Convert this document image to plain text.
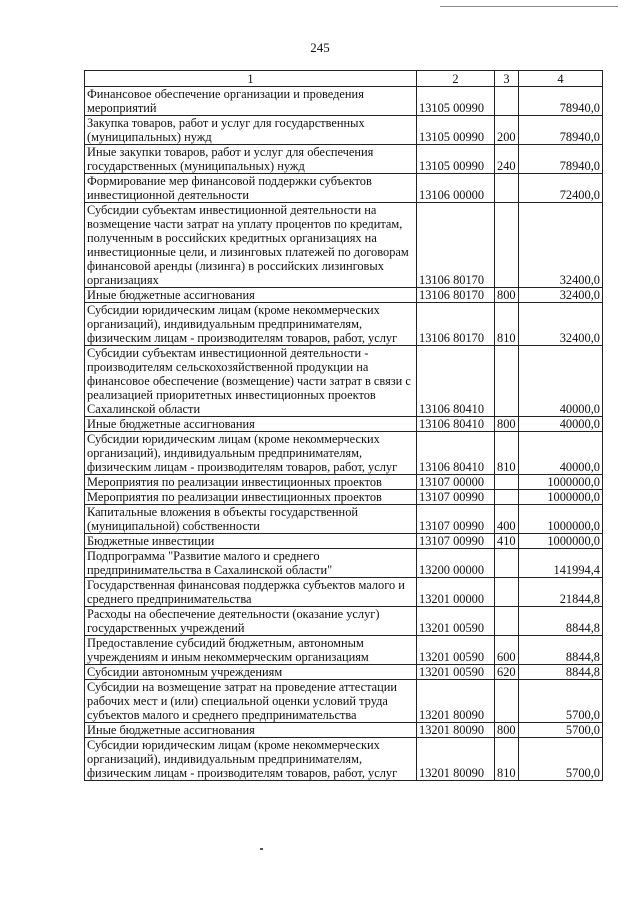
245
1	2	3	4
Финансовое обеспечение организации и проведения мероприятий	13105 00990		78940,0
Закупка товаров, работ и услуг для государственных (муниципальных) нужд	13105 00990	200	78940,0
Иные закупки товаров, работ и услуг для обеспечения государственных (муниципальных) нужд	13105 00990	240	78940,0
Формирование мер финансовой поддержки субъектов инвестиционной деятельности	13106 00000		72400,0
Субсидии субъектам инвестиционной деятельности на возмещение части затрат на уплату процентов по кредитам, полученным в российских кредитных организациях на инвестиционные цели, и лизинговых платежей по договорам финансовой аренды (лизинга) в российских лизинговых организациях	13106 80170		32400,0
Иные бюджетные ассигнования	13106 80170	800	32400,0
Субсидии юридическим лицам (кроме некоммерческих организаций), индивидуальным предпринимателям, физическим лицам - производителям товаров, работ, услуг	13106 80170	810	32400,0
Субсидии субъектам инвестиционной деятельности - производителям сельскохозяйственной продукции на финансовое обеспечение (возмещение) части затрат в связи с реализацией приоритетных инвестиционных проектов Сахалинской области	13106 80410		40000,0
Иные бюджетные ассигнования	13106 80410	800	40000,0
Субсидии юридическим лицам (кроме некоммерческих организаций), индивидуальным предпринимателям, физическим лицам - производителям товаров, работ, услуг	13106 80410	810	40000,0
Мероприятия по реализации инвестиционных проектов	13107 00000		1000000,0
Мероприятия по реализации инвестиционных проектов	13107 00990		1000000,0
Капитальные вложения в объекты государственной (муниципальной) собственности	13107 00990	400	1000000,0
Бюджетные инвестиции	13107 00990	410	1000000,0
Подпрограмма "Развитие малого и среднего предпринимательства в Сахалинской области"	13200 00000		141994,4
Государственная финансовая поддержка субъектов малого и среднего предпринимательства	13201 00000		21844,8
Расходы на обеспечение деятельности (оказание услуг) государственных учреждений	13201 00590		8844,8
Предоставление субсидий бюджетным, автономным учреждениям и иным некоммерческим организациям	13201 00590	600	8844,8
Субсидии автономным учреждениям	13201 00590	620	8844,8
Субсидии на возмещение затрат на проведение аттестации рабочих мест и (или) специальной оценки условий труда субъектов малого и среднего предпринимательства	13201 80090		5700,0
Иные бюджетные ассигнования	13201 80090	800	5700,0
Субсидии юридическим лицам (кроме некоммерческих организаций), индивидуальным предпринимателям, физическим лицам - производителям товаров, работ, услуг	13201 80090	810	5700,0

§

● **AIM OF THE EXERCISE**: Reproduce every record word for word. The copy must contain no pictures.

● **OUTPUT**:
Convert this document image to plain text.
245
1	2	3	4
Финансовое обеспечение организации и проведения мероприятий	13105 00990		78940,0
Закупка товаров, работ и услуг для государственных (муниципальных) нужд	13105 00990	200	78940,0
Иные закупки товаров, работ и услуг для обеспечения государственных (муниципальных) нужд	13105 00990	240	78940,0
Формирование мер финансовой поддержки субъектов инвестиционной деятельности	13106 00000		72400,0
Субсидии субъектам инвестиционной деятельности на возмещение части затрат на уплату процентов по кредитам, полученным в российских кредитных организациях на инвестиционные цели, и лизинговых платежей по договорам финансовой аренды (лизинга) в российских лизинговых организациях	13106 80170		32400,0
Иные бюджетные ассигнования	13106 80170	800	32400,0
Субсидии юридическим лицам (кроме некоммерческих организаций), индивидуальным предпринимателям, физическим лицам - производителям товаров, работ, услуг	13106 80170	810	32400,0
Субсидии субъектам инвестиционной деятельности - производителям сельскохозяйственной продукции на финансовое обеспечение (возмещение) части затрат в связи с реализацией приоритетных инвестиционных проектов Сахалинской области	13106 80410		40000,0
Иные бюджетные ассигнования	13106 80410	800	40000,0
Субсидии юридическим лицам (кроме некоммерческих организаций), индивидуальным предпринимателям, физическим лицам - производителям товаров, работ, услуг	13106 80410	810	40000,0
Мероприятия по реализации инвестиционных проектов	13107 00000		1000000,0
Мероприятия по реализации инвестиционных проектов	13107 00990		1000000,0
Капитальные вложения в объекты государственной (муниципальной) собственности	13107 00990	400	1000000,0
Бюджетные инвестиции	13107 00990	410	1000000,0
Подпрограмма "Развитие малого и среднего предпринимательства в Сахалинской области"	13200 00000		141994,4
Государственная финансовая поддержка субъектов малого и среднего предпринимательства	13201 00000		21844,8
Расходы на обеспечение деятельности (оказание услуг) государственных учреждений	13201 00590		8844,8
Предоставление субсидий бюджетным, автономным учреждениям и иным некоммерческим организациям	13201 00590	600	8844,8
Субсидии автономным учреждениям	13201 00590	620	8844,8
Субсидии на возмещение затрат на проведение аттестации рабочих мест и (или) специальной оценки условий труда субъектов малого и среднего предпринимательства	13201 80090		5700,0
Иные бюджетные ассигнования	13201 80090	800	5700,0
Субсидии юридическим лицам (кроме некоммерческих организаций), индивидуальным предпринимателям, физическим лицам - производителям товаров, работ, услуг	13201 80090	810	5700,0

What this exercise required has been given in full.